▶ _To be done_
Leave out the pictures and repeat the rest of the material exactly.

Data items

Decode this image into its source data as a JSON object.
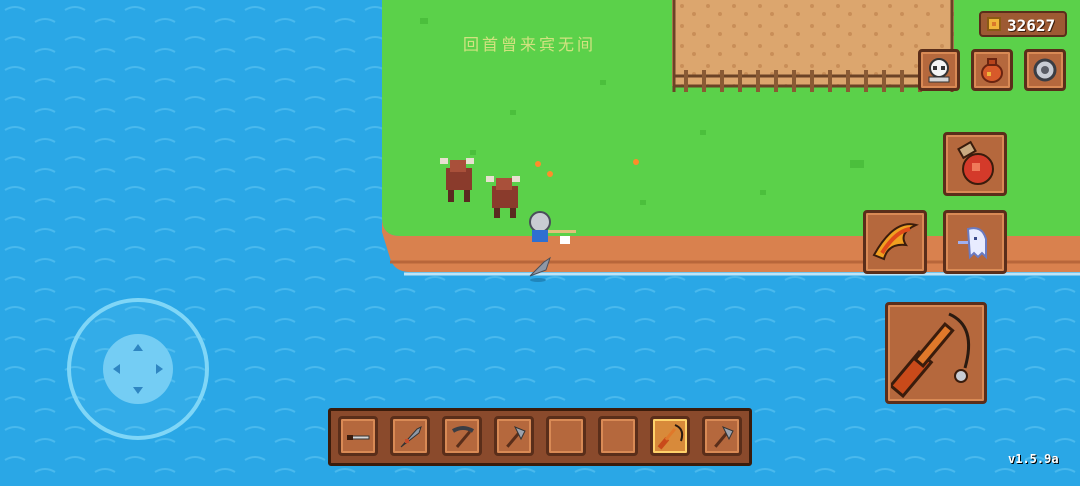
{
  "hud": {
    "coins": "32627",
    "version": "v1.5.9a"
  },
  "watermark": "回首曾来宾无间",
  "colors": {
    "water": "#2aa7e6",
    "grass": "#5bd14a",
    "cliff": "#d9814e",
    "sand": "#dca66e",
    "panel": "#b5683d",
    "panel_border": "#5a2e1a"
  },
  "hotbar": [
    {
      "item": "knife-icon"
    },
    {
      "item": "fish-icon"
    },
    {
      "item": "pickaxe-icon"
    },
    {
      "item": "axe-icon"
    },
    {
      "item": "empty"
    },
    {
      "item": "empty"
    },
    {
      "item": "fishing-rod-icon",
      "selected": true
    },
    {
      "item": "axe-icon"
    }
  ],
  "top_buttons": [
    "skull-icon",
    "bag-icon",
    "gear-icon"
  ],
  "action_buttons": [
    "potion-icon",
    "dash-icon",
    "ghost-icon",
    "fishing-rod-icon"
  ]
}
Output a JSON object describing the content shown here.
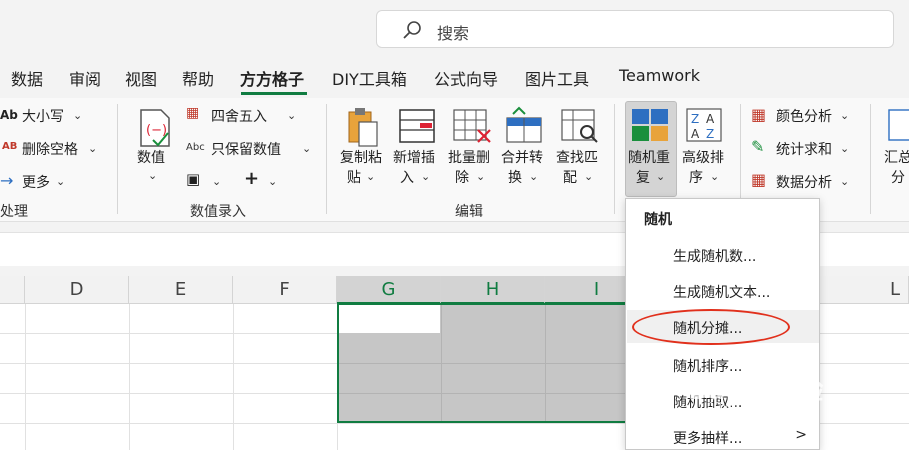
{
  "search": {
    "placeholder": "搜索"
  },
  "tabs": [
    "数据",
    "审阅",
    "视图",
    "帮助",
    "方方格子",
    "DIY工具箱",
    "公式向导",
    "图片工具",
    "Teamwork"
  ],
  "active_tab": "方方格子",
  "ribbon": {
    "text_group": {
      "case": "大小写",
      "remove_space": "删除空格",
      "more": "更多",
      "group_label": "处理"
    },
    "numeric_group": {
      "numeric": "数值",
      "round": "四舍五入",
      "keep_numeric": "只保留数值",
      "group_label": "数值录入"
    },
    "edit_group": {
      "copy_paste_1": "复制粘",
      "copy_paste_2": "贴",
      "insert_1": "新增插",
      "insert_2": "入",
      "batch_delete_1": "批量删",
      "batch_delete_2": "除",
      "merge_1": "合并转",
      "merge_2": "换",
      "find_1": "查找匹",
      "find_2": "配",
      "group_label": "编辑"
    },
    "random_group": {
      "random_1": "随机重",
      "random_2": "复",
      "sort_1": "高级排",
      "sort_2": "序"
    },
    "analysis_group": {
      "color": "颜色分析",
      "stats": "统计求和",
      "data": "数据分析",
      "summary_1": "汇总",
      "summary_2": "分"
    }
  },
  "columns": [
    "D",
    "E",
    "F",
    "G",
    "H",
    "I",
    "L"
  ],
  "menu": {
    "title": "随机",
    "items": [
      "生成随机数...",
      "生成随机文本...",
      "随机分摊...",
      "随机排序...",
      "随机抽取...",
      "更多抽样..."
    ],
    "submenu_arrow": ">"
  },
  "watermark": {
    "brand": "Baidu经验",
    "url": "jingyan.baidu.com"
  },
  "colors": {
    "accent": "#107c41",
    "highlight": "#e1301c"
  }
}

▶ _Task output_
Decode this image into its source data as a JSON object.
{
  "hud": {
    "coins": "32627",
    "version": "v1.5.9a"
  },
  "watermark": "回首曾来宾无间",
  "colors": {
    "water": "#2aa7e6",
    "grass": "#5bd14a",
    "cliff": "#d9814e",
    "sand": "#dca66e",
    "panel": "#b5683d",
    "panel_border": "#5a2e1a"
  },
  "hotbar": [
    {
      "item": "knife-icon"
    },
    {
      "item": "fish-icon"
    },
    {
      "item": "pickaxe-icon"
    },
    {
      "item": "axe-icon"
    },
    {
      "item": "empty"
    },
    {
      "item": "empty"
    },
    {
      "item": "fishing-rod-icon",
      "selected": true
    },
    {
      "item": "axe-icon"
    }
  ],
  "top_buttons": [
    "skull-icon",
    "bag-icon",
    "gear-icon"
  ],
  "action_buttons": [
    "potion-icon",
    "dash-icon",
    "ghost-icon",
    "fishing-rod-icon"
  ]
}
Output a JSON object describing the content shown here.
{
  "search": {
    "placeholder": "搜索"
  },
  "tabs": [
    "数据",
    "审阅",
    "视图",
    "帮助",
    "方方格子",
    "DIY工具箱",
    "公式向导",
    "图片工具",
    "Teamwork"
  ],
  "active_tab": "方方格子",
  "ribbon": {
    "text_group": {
      "case": "大小写",
      "remove_space": "删除空格",
      "more": "更多",
      "group_label": "处理"
    },
    "numeric_group": {
      "numeric": "数值",
      "round": "四舍五入",
      "keep_numeric": "只保留数值",
      "group_label": "数值录入"
    },
    "edit_group": {
      "copy_paste_1": "复制粘",
      "copy_paste_2": "贴",
      "insert_1": "新增插",
      "insert_2": "入",
      "batch_delete_1": "批量删",
      "batch_delete_2": "除",
      "merge_1": "合并转",
      "merge_2": "换",
      "find_1": "查找匹",
      "find_2": "配",
      "group_label": "编辑"
    },
    "random_group": {
      "random_1": "随机重",
      "random_2": "复",
      "sort_1": "高级排",
      "sort_2": "序"
    },
    "analysis_group": {
      "color": "颜色分析",
      "stats": "统计求和",
      "data": "数据分析",
      "summary_1": "汇总",
      "summary_2": "分"
    }
  },
  "columns": [
    "D",
    "E",
    "F",
    "G",
    "H",
    "I",
    "L"
  ],
  "menu": {
    "title": "随机",
    "items": [
      "生成随机数...",
      "生成随机文本...",
      "随机分摊...",
      "随机排序...",
      "随机抽取...",
      "更多抽样..."
    ],
    "submenu_arrow": ">"
  },
  "watermark": {
    "brand": "Baidu经验",
    "url": "jingyan.baidu.com"
  },
  "colors": {
    "accent": "#107c41",
    "highlight": "#e1301c"
  }
}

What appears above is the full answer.